= Written exercise =
Copy the lines below without any change, starting with the line that contains "more-menu-icon[interactable]: ⋮ bbox=[1250, 31, 1274, 55]" and going on through the line that contains "add-icon[interactable]: + bbox=[370, 607, 390, 633]".

━━ Task inputs ━━

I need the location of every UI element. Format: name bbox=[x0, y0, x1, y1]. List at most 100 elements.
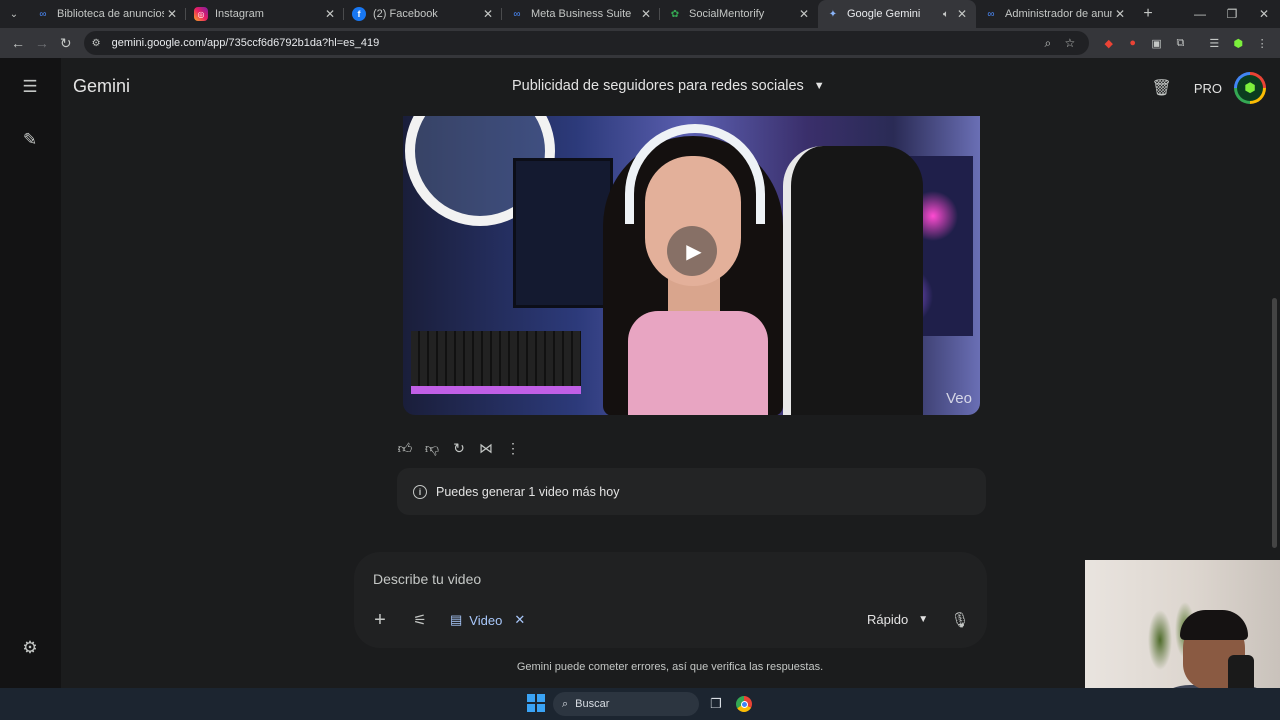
more-menu-icon[interactable]: ⋮ bbox=[1250, 31, 1274, 55]
tab-facebook[interactable]: f (2) Facebook ✕ bbox=[344, 0, 502, 28]
meta-icon: ∞ bbox=[513, 8, 521, 20]
zoom-icon[interactable]: ⌕ bbox=[1037, 36, 1059, 51]
tab-socialmentorify[interactable]: ✿ SocialMentorify ✕ bbox=[660, 0, 818, 28]
chevron-down-icon: ▼ bbox=[813, 80, 825, 92]
socialmentorify-icon: ✿ bbox=[670, 8, 680, 20]
video-tool-label: Video bbox=[469, 612, 503, 628]
tab-search-button[interactable]: ⌄ bbox=[0, 0, 28, 28]
tab-label: SocialMentorify bbox=[689, 8, 765, 20]
tab-biblioteca[interactable]: ∞ Biblioteca de anuncios ✕ bbox=[28, 0, 186, 28]
model-mode-label: Rápido bbox=[867, 612, 909, 627]
site-info-icon[interactable]: ⚙ bbox=[92, 38, 106, 49]
response-actions: 👍︎ 👎︎ ↻ ⋈ ⋮ bbox=[392, 437, 527, 459]
tab-label: Biblioteca de anuncios bbox=[57, 8, 164, 20]
webcam-person-hair bbox=[1180, 610, 1248, 640]
extensions-puzzle-icon[interactable]: ⧉ bbox=[1169, 31, 1193, 55]
conversation-title[interactable]: Publicidad de seguidores para redes soci… bbox=[512, 78, 825, 94]
prompt-composer[interactable]: Describe tu video + ⚟ ▤ Video ✕ Rápido ▼… bbox=[354, 552, 987, 648]
close-tab-icon[interactable]: ✕ bbox=[164, 7, 180, 21]
address-bar[interactable]: ⚙ gemini.google.com/app/735ccf6d6792b1da… bbox=[83, 31, 1089, 55]
close-tab-icon[interactable]: ✕ bbox=[954, 7, 970, 21]
more-options-icon[interactable]: ⋮ bbox=[500, 437, 526, 459]
tab-label: Meta Business Suite bbox=[531, 8, 632, 20]
video-person-top bbox=[628, 311, 768, 415]
close-tab-icon[interactable]: ✕ bbox=[322, 7, 338, 21]
video-tool-chip[interactable]: ▤ Video ✕ bbox=[450, 607, 525, 633]
instagram-icon: ◎ bbox=[194, 7, 208, 21]
tab-gemini[interactable]: ✦ Google Gemini 🔈︎ ✕ bbox=[818, 0, 976, 28]
meta-icon: ∞ bbox=[987, 8, 995, 20]
chrome-icon[interactable] bbox=[733, 693, 755, 715]
generated-video[interactable]: ▶ Veo bbox=[403, 116, 980, 415]
veo-watermark: Veo bbox=[946, 390, 972, 407]
back-icon[interactable]: ← bbox=[6, 31, 30, 55]
add-icon[interactable]: + bbox=[370, 607, 390, 633]
facebook-icon: f bbox=[352, 7, 366, 21]
new-chat-icon[interactable]: ✎ bbox=[17, 127, 43, 153]
tab-label: (2) Facebook bbox=[373, 8, 438, 20]
quota-notice: i Puedes generar 1 video más hoy bbox=[397, 468, 986, 515]
tab-label: Administrador de anuncios - Ad bbox=[1005, 8, 1112, 20]
browser-toolbar: ← → ↻ ⚙ gemini.google.com/app/735ccf6d67… bbox=[0, 28, 1280, 58]
window-controls: — ❐ ✕ bbox=[1184, 0, 1280, 28]
video-clapper-icon: ▤ bbox=[450, 612, 463, 627]
header-actions: 🗑︎ PRO ⬢ bbox=[1152, 72, 1266, 104]
url-text: gemini.google.com/app/735ccf6d6792b1da?h… bbox=[111, 37, 380, 49]
tab-administrador[interactable]: ∞ Administrador de anuncios - Ad ✕ bbox=[976, 0, 1134, 28]
avatar-cube-icon: ⬢ bbox=[1237, 75, 1263, 101]
scrollbar[interactable] bbox=[1272, 298, 1277, 548]
close-tab-icon[interactable]: ✕ bbox=[796, 7, 812, 21]
forward-icon[interactable]: → bbox=[30, 31, 54, 55]
meta-icon: ∞ bbox=[39, 8, 47, 20]
conversation-title-text: Publicidad de seguidores para redes soci… bbox=[512, 78, 804, 94]
thumbs-up-icon[interactable]: 👍︎ bbox=[392, 437, 418, 459]
tab-label: Google Gemini bbox=[847, 8, 921, 20]
extension-icon[interactable]: ◆ bbox=[1097, 31, 1121, 55]
reload-icon[interactable]: ↻ bbox=[54, 31, 78, 55]
prompt-input[interactable]: Describe tu video bbox=[373, 571, 481, 587]
tab-instagram[interactable]: ◎ Instagram ✕ bbox=[186, 0, 344, 28]
video-monitor bbox=[513, 158, 613, 308]
profile-icon[interactable]: ⬢ bbox=[1226, 31, 1250, 55]
menu-icon[interactable]: ☰ bbox=[17, 74, 43, 100]
model-mode-select[interactable]: Rápido ▼ bbox=[867, 612, 928, 627]
close-tab-icon[interactable]: ✕ bbox=[1112, 7, 1128, 21]
tab-label: Instagram bbox=[215, 8, 264, 20]
close-tab-icon[interactable]: ✕ bbox=[638, 7, 654, 21]
settings-gear-icon[interactable]: ⚙ bbox=[17, 635, 43, 661]
windows-start-icon[interactable] bbox=[527, 694, 545, 712]
play-icon[interactable]: ▶ bbox=[667, 226, 717, 276]
gemini-icon: ✦ bbox=[828, 8, 838, 20]
tab-meta-business[interactable]: ∞ Meta Business Suite ✕ bbox=[502, 0, 660, 28]
share-icon[interactable]: ⋈ bbox=[473, 437, 499, 459]
delete-icon[interactable]: 🗑︎ bbox=[1152, 78, 1172, 98]
close-window-icon[interactable]: ✕ bbox=[1248, 0, 1280, 28]
video-chair bbox=[783, 146, 923, 415]
video-keyboard bbox=[411, 331, 581, 386]
microphone-icon[interactable]: 🎙︎ bbox=[950, 607, 969, 633]
speaker-icon[interactable]: 🔈︎ bbox=[938, 9, 954, 20]
extension-icon[interactable]: ▣ bbox=[1145, 31, 1169, 55]
extension-icon[interactable]: ● bbox=[1121, 31, 1145, 55]
avatar[interactable]: ⬢ bbox=[1234, 72, 1266, 104]
windows-taskbar: ⌕ Buscar ❐ bbox=[0, 688, 1280, 720]
close-tab-icon[interactable]: ✕ bbox=[480, 7, 496, 21]
info-icon: i bbox=[413, 484, 427, 499]
reading-list-icon[interactable]: ☰ bbox=[1202, 31, 1226, 55]
taskbar-search[interactable]: ⌕ Buscar bbox=[553, 692, 699, 716]
quota-notice-text: Puedes generar 1 video más hoy bbox=[436, 484, 620, 499]
plan-badge: PRO bbox=[1193, 80, 1222, 96]
tools-icon[interactable]: ⚟ bbox=[410, 607, 430, 633]
regenerate-icon[interactable]: ↻ bbox=[446, 437, 472, 459]
new-tab-button[interactable]: + bbox=[1134, 5, 1162, 23]
task-view-icon[interactable]: ❐ bbox=[705, 693, 727, 715]
restore-icon[interactable]: ❐ bbox=[1216, 0, 1248, 28]
remove-tool-icon[interactable]: ✕ bbox=[514, 612, 525, 628]
tab-strip: ⌄ ∞ Biblioteca de anuncios ✕ ◎ Instagram… bbox=[0, 0, 1280, 28]
side-rail: ☰ ✎ ⚙ bbox=[0, 58, 61, 688]
bookmark-star-icon[interactable]: ☆ bbox=[1059, 36, 1081, 50]
taskbar-search-label: Buscar bbox=[575, 698, 610, 710]
search-icon: ⌕ bbox=[562, 697, 569, 710]
minimize-icon[interactable]: — bbox=[1184, 0, 1216, 28]
thumbs-down-icon[interactable]: 👎︎ bbox=[419, 437, 445, 459]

━━━

= Problem solution =
more-menu-icon[interactable]: ⋮ bbox=[1250, 31, 1274, 55]
tab-facebook[interactable]: f (2) Facebook ✕ bbox=[344, 0, 502, 28]
meta-icon: ∞ bbox=[513, 8, 521, 20]
zoom-icon[interactable]: ⌕ bbox=[1037, 36, 1059, 51]
tab-socialmentorify[interactable]: ✿ SocialMentorify ✕ bbox=[660, 0, 818, 28]
chevron-down-icon: ▼ bbox=[813, 80, 825, 92]
socialmentorify-icon: ✿ bbox=[670, 8, 680, 20]
video-tool-label: Video bbox=[469, 612, 503, 628]
tab-search-button[interactable]: ⌄ bbox=[0, 0, 28, 28]
tab-label: SocialMentorify bbox=[689, 8, 765, 20]
tab-biblioteca[interactable]: ∞ Biblioteca de anuncios ✕ bbox=[28, 0, 186, 28]
model-mode-label: Rápido bbox=[867, 612, 909, 627]
site-info-icon[interactable]: ⚙ bbox=[92, 38, 106, 49]
response-actions: 👍︎ 👎︎ ↻ ⋈ ⋮ bbox=[392, 437, 527, 459]
tab-label: Biblioteca de anuncios bbox=[57, 8, 164, 20]
webcam-person-hair bbox=[1180, 610, 1248, 640]
extensions-puzzle-icon[interactable]: ⧉ bbox=[1169, 31, 1193, 55]
conversation-title[interactable]: Publicidad de seguidores para redes soci… bbox=[512, 78, 825, 94]
prompt-composer[interactable]: Describe tu video + ⚟ ▤ Video ✕ Rápido ▼… bbox=[354, 552, 987, 648]
close-tab-icon[interactable]: ✕ bbox=[164, 7, 180, 21]
address-bar[interactable]: ⚙ gemini.google.com/app/735ccf6d6792b1da… bbox=[83, 31, 1089, 55]
close-tab-icon[interactable]: ✕ bbox=[954, 7, 970, 21]
more-options-icon[interactable]: ⋮ bbox=[500, 437, 526, 459]
tab-label: Meta Business Suite bbox=[531, 8, 632, 20]
video-person-top bbox=[628, 311, 768, 415]
close-tab-icon[interactable]: ✕ bbox=[322, 7, 338, 21]
video-tool-chip[interactable]: ▤ Video ✕ bbox=[450, 607, 525, 633]
instagram-icon: ◎ bbox=[194, 7, 208, 21]
tab-gemini[interactable]: ✦ Google Gemini 🔈︎ ✕ bbox=[818, 0, 976, 28]
meta-icon: ∞ bbox=[987, 8, 995, 20]
chrome-icon[interactable] bbox=[733, 693, 755, 715]
generated-video[interactable]: ▶ Veo bbox=[403, 116, 980, 415]
veo-watermark: Veo bbox=[946, 390, 972, 407]
back-icon[interactable]: ← bbox=[6, 31, 30, 55]
add-icon[interactable]: + bbox=[370, 607, 390, 633]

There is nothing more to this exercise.